### Records supplied

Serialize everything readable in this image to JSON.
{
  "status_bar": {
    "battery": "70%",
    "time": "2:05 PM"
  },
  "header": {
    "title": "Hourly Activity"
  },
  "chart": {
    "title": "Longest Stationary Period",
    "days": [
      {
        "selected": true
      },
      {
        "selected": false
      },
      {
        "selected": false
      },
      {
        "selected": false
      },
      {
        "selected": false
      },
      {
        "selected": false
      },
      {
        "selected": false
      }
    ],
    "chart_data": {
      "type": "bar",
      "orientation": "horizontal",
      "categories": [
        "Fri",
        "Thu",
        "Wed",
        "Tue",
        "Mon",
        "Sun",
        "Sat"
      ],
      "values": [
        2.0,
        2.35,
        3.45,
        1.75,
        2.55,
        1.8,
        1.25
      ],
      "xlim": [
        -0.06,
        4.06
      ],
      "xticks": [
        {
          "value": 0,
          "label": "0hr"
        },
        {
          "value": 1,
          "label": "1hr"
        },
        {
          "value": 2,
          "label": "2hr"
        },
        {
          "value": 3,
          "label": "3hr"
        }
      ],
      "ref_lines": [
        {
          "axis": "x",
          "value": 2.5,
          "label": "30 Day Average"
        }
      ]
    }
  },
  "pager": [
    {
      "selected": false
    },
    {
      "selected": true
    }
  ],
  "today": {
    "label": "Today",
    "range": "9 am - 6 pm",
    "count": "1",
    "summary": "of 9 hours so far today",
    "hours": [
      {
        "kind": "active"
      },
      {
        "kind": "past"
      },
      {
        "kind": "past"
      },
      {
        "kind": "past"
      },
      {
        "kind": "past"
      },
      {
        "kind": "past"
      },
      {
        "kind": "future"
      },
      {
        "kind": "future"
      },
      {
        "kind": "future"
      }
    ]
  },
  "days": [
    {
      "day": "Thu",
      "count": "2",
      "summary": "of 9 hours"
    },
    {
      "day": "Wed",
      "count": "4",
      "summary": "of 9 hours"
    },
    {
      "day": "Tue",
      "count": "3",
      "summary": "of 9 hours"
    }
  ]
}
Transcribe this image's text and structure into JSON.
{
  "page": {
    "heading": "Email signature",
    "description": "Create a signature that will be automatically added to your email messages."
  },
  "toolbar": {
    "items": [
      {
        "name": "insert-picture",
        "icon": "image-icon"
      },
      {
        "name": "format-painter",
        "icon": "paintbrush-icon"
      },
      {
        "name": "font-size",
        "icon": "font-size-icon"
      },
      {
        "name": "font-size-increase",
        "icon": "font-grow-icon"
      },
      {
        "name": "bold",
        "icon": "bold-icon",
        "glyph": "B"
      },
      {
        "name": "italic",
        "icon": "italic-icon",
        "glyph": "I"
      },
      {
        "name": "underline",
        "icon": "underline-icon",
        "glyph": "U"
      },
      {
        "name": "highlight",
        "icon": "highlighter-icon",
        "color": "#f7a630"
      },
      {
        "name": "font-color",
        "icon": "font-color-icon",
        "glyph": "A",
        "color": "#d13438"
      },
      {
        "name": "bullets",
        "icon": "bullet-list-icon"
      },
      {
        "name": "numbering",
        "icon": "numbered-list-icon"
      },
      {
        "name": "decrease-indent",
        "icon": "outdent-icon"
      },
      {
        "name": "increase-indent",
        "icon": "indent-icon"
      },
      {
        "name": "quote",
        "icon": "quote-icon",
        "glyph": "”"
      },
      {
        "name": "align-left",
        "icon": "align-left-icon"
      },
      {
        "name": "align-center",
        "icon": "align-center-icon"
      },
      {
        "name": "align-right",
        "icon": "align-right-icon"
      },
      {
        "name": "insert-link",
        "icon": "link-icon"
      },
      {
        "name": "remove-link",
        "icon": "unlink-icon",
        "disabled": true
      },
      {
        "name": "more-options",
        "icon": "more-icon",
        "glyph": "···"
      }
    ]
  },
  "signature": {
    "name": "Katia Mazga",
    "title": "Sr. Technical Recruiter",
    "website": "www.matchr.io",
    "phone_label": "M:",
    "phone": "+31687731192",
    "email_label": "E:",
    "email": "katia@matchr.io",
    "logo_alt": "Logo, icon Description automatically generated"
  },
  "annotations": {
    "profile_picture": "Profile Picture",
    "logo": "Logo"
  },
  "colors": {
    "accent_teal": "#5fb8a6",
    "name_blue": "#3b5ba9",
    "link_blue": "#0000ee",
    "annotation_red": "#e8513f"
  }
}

######

*Exercise brief*:
Give back the data above exactly as it appears.

*Answer*:
Serialize everything readable in this image to JSON.
{
  "status_bar": {
    "battery": "70%",
    "time": "2:05 PM"
  },
  "header": {
    "title": "Hourly Activity"
  },
  "chart": {
    "title": "Longest Stationary Period",
    "days": [
      {
        "selected": true
      },
      {
        "selected": false
      },
      {
        "selected": false
      },
      {
        "selected": false
      },
      {
        "selected": false
      },
      {
        "selected": false
      },
      {
        "selected": false
      }
    ],
    "chart_data": {
      "type": "bar",
      "orientation": "horizontal",
      "categories": [
        "Fri",
        "Thu",
        "Wed",
        "Tue",
        "Mon",
        "Sun",
        "Sat"
      ],
      "values": [
        2.0,
        2.35,
        3.45,
        1.75,
        2.55,
        1.8,
        1.25
      ],
      "xlim": [
        -0.06,
        4.06
      ],
      "xticks": [
        {
          "value": 0,
          "label": "0hr"
        },
        {
          "value": 1,
          "label": "1hr"
        },
        {
          "value": 2,
          "label": "2hr"
        },
        {
          "value": 3,
          "label": "3hr"
        }
      ],
      "ref_lines": [
        {
          "axis": "x",
          "value": 2.5,
          "label": "30 Day Average"
        }
      ]
    }
  },
  "pager": [
    {
      "selected": false
    },
    {
      "selected": true
    }
  ],
  "today": {
    "label": "Today",
    "range": "9 am - 6 pm",
    "count": "1",
    "summary": "of 9 hours so far today",
    "hours": [
      {
        "kind": "active"
      },
      {
        "kind": "past"
      },
      {
        "kind": "past"
      },
      {
        "kind": "past"
      },
      {
        "kind": "past"
      },
      {
        "kind": "past"
      },
      {
        "kind": "future"
      },
      {
        "kind": "future"
      },
      {
        "kind": "future"
      }
    ]
  },
  "days": [
    {
      "day": "Thu",
      "count": "2",
      "summary": "of 9 hours"
    },
    {
      "day": "Wed",
      "count": "4",
      "summary": "of 9 hours"
    },
    {
      "day": "Tue",
      "count": "3",
      "summary": "of 9 hours"
    }
  ]
}
Transcribe this image's text and structure into JSON.
{
  "page": {
    "heading": "Email signature",
    "description": "Create a signature that will be automatically added to your email messages."
  },
  "toolbar": {
    "items": [
      {
        "name": "insert-picture",
        "icon": "image-icon"
      },
      {
        "name": "format-painter",
        "icon": "paintbrush-icon"
      },
      {
        "name": "font-size",
        "icon": "font-size-icon"
      },
      {
        "name": "font-size-increase",
        "icon": "font-grow-icon"
      },
      {
        "name": "bold",
        "icon": "bold-icon",
        "glyph": "B"
      },
      {
        "name": "italic",
        "icon": "italic-icon",
        "glyph": "I"
      },
      {
        "name": "underline",
        "icon": "underline-icon",
        "glyph": "U"
      },
      {
        "name": "highlight",
        "icon": "highlighter-icon",
        "color": "#f7a630"
      },
      {
        "name": "font-color",
        "icon": "font-color-icon",
        "glyph": "A",
        "color": "#d13438"
      },
      {
        "name": "bullets",
        "icon": "bullet-list-icon"
      },
      {
        "name": "numbering",
        "icon": "numbered-list-icon"
      },
      {
        "name": "decrease-indent",
        "icon": "outdent-icon"
      },
      {
        "name": "increase-indent",
        "icon": "indent-icon"
      },
      {
        "name": "quote",
        "icon": "quote-icon",
        "glyph": "”"
      },
      {
        "name": "align-left",
        "icon": "align-left-icon"
      },
      {
        "name": "align-center",
        "icon": "align-center-icon"
      },
      {
        "name": "align-right",
        "icon": "align-right-icon"
      },
      {
        "name": "insert-link",
        "icon": "link-icon"
      },
      {
        "name": "remove-link",
        "icon": "unlink-icon",
        "disabled": true
      },
      {
        "name": "more-options",
        "icon": "more-icon",
        "glyph": "···"
      }
    ]
  },
  "signature": {
    "name": "Katia Mazga",
    "title": "Sr. Technical Recruiter",
    "website": "www.matchr.io",
    "phone_label": "M:",
    "phone": "+31687731192",
    "email_label": "E:",
    "email": "katia@matchr.io",
    "logo_alt": "Logo, icon Description automatically generated"
  },
  "annotations": {
    "profile_picture": "Profile Picture",
    "logo": "Logo"
  },
  "colors": {
    "accent_teal": "#5fb8a6",
    "name_blue": "#3b5ba9",
    "link_blue": "#0000ee",
    "annotation_red": "#e8513f"
  }
}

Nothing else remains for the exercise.